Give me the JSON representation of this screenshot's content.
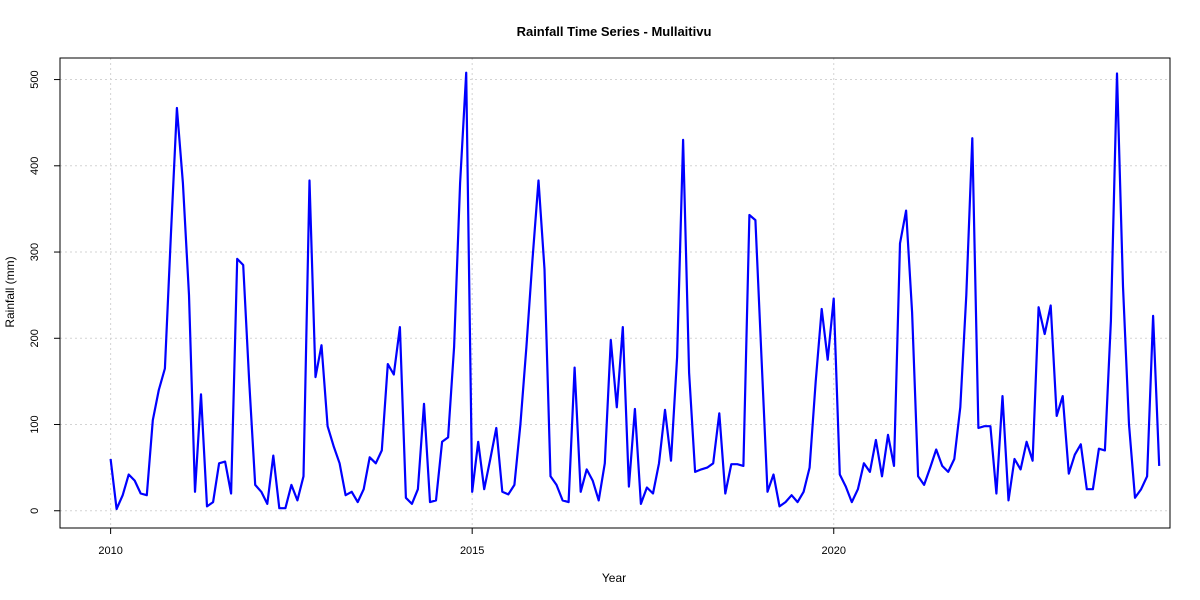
{
  "chart_data": {
    "type": "line",
    "title": "Rainfall Time Series - Mullaitivu",
    "xlabel": "Year",
    "ylabel": "Rainfall (mm)",
    "xlim": [
      2009.3,
      2024.65
    ],
    "ylim": [
      -20,
      525
    ],
    "x_ticks": [
      2010,
      2015,
      2020
    ],
    "y_ticks": [
      0,
      100,
      200,
      300,
      400,
      500
    ],
    "grid": true,
    "series": [
      {
        "color": "#0000ff",
        "start_year": 2010,
        "interval": "monthly",
        "values": [
          60,
          2,
          18,
          42,
          35,
          20,
          18,
          105,
          140,
          165,
          320,
          467,
          380,
          250,
          22,
          135,
          5,
          10,
          55,
          57,
          20,
          292,
          285,
          150,
          30,
          22,
          8,
          64,
          3,
          3,
          30,
          12,
          40,
          383,
          155,
          192,
          98,
          75,
          55,
          18,
          22,
          10,
          25,
          62,
          55,
          70,
          170,
          158,
          213,
          15,
          8,
          25,
          124,
          10,
          12,
          80,
          85,
          190,
          380,
          508,
          22,
          80,
          25,
          60,
          96,
          22,
          19,
          30,
          100,
          190,
          290,
          383,
          280,
          40,
          30,
          12,
          10,
          166,
          22,
          48,
          35,
          12,
          55,
          198,
          120,
          213,
          28,
          118,
          8,
          27,
          20,
          55,
          117,
          58,
          178,
          430,
          160,
          45,
          48,
          50,
          55,
          113,
          20,
          54,
          54,
          52,
          343,
          337,
          180,
          22,
          42,
          5,
          10,
          18,
          10,
          22,
          50,
          150,
          234,
          175,
          246,
          42,
          28,
          10,
          25,
          55,
          45,
          82,
          40,
          88,
          52,
          310,
          348,
          230,
          40,
          30,
          50,
          71,
          52,
          45,
          60,
          120,
          250,
          432,
          96,
          98,
          98,
          20,
          133,
          12,
          60,
          48,
          80,
          58,
          236,
          205,
          238,
          110,
          133,
          43,
          65,
          77,
          25,
          25,
          72,
          70,
          220,
          507,
          260,
          100,
          15,
          25,
          40,
          226,
          52
        ]
      }
    ]
  }
}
....
Challenge
Search the records for the word "Rainfall", then list every line that has it.

Exercise solution
    "title": "Rainfall Time Series - Mullaitivu",
    "ylabel": "Rainfall (mm)",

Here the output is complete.